Work out the number of lines containing "앞자리만". Answer with nothing but that number.
[begin Source records]
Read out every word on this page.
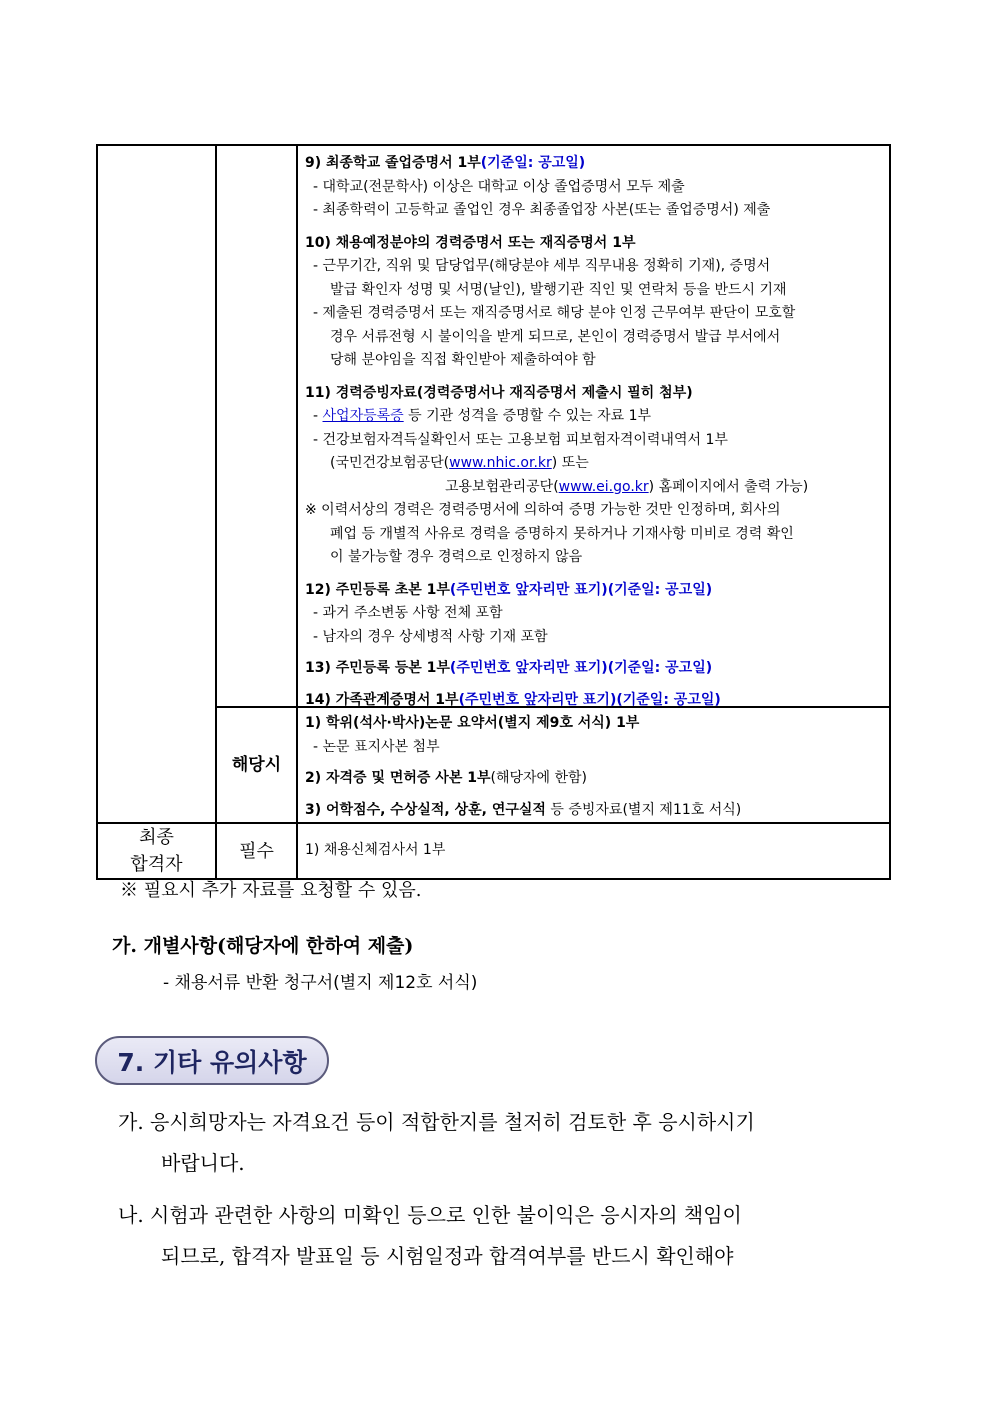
9) 최종학교 졸업증명서 1부(기준일: 공고일)
- 대학교(전문학사) 이상은 대학교 이상 졸업증명서 모두 제출
- 최종학력이 고등학교 졸업인 경우 최종졸업장 사본(또는 졸업증명서) 제출
10) 채용예정분야의 경력증명서 또는 재직증명서 1부
- 근무기간, 직위 및 담당업무(해당분야 세부 직무내용 정확히 기재), 증명서
발급 확인자 성명 및 서명(날인), 발행기관 직인 및 연락처 등을 반드시 기재
- 제출된 경력증명서 또는 재직증명서로 해당 분야 인정 근무여부 판단이 모호할
경우 서류전형 시 불이익을 받게 되므로, 본인이 경력증명서 발급 부서에서
당해 분야임을 직접 확인받아 제출하여야 함
11) 경력증빙자료(경력증명서나 재직증명서 제출시 필히 첨부)
- 사업자등록증 등 기관 성격을 증명할 수 있는 자료 1부
- 건강보험자격득실확인서 또는 고용보험 피보험자격이력내역서 1부
(국민건강보험공단(www.nhic.or.kr) 또는
고용보험관리공단(www.ei.go.kr) 홈페이지에서 출력 가능)
※ 이력서상의 경력은 경력증명서에 의하여 증명 가능한 것만 인정하며, 회사의
폐업 등 개별적 사유로 경력을 증명하지 못하거나 기재사항 미비로 경력 확인
이 불가능할 경우 경력으로 인정하지 않음
12) 주민등록 초본 1부(주민번호 앞자리만 표기)(기준일: 공고일)
- 과거 주소변동 사항 전체 포함
- 남자의 경우 상세병적 사항 기재 포함
13) 주민등록 등본 1부(주민번호 앞자리만 표기)(기준일: 공고일)
14) 가족관계증명서 1부(주민번호 앞자리만 표기)(기준일: 공고일)
해당시
1) 학위(석사·박사)논문 요약서(별지 제9호 서식) 1부
- 논문 표지사본 첨부
2) 자격증 및 면허증 사본 1부(해당자에 한함)
3) 어학점수, 수상실적, 상훈, 연구실적 등 증빙자료(별지 제11호 서식)
최종
합격자
필수	1) 채용신체검사서 1부
※ 필요시 추가 자료를 요청할 수 있음.
가. 개별사항(해당자에 한하여 제출)
- 채용서류 반환 청구서(별지 제12호 서식)
7. 기타 유의사항
가. 응시희망자는 자격요건 등이 적합한지를 철저히 검토한 후 응시하시기
바랍니다.
나. 시험과 관련한 사항의 미확인 등으로 인한 불이익은 응시자의 책임이
되므로, 합격자 발표일 등 시험일정과 합격여부를 반드시 확인해야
[end Source records]
§ Answer to the task
3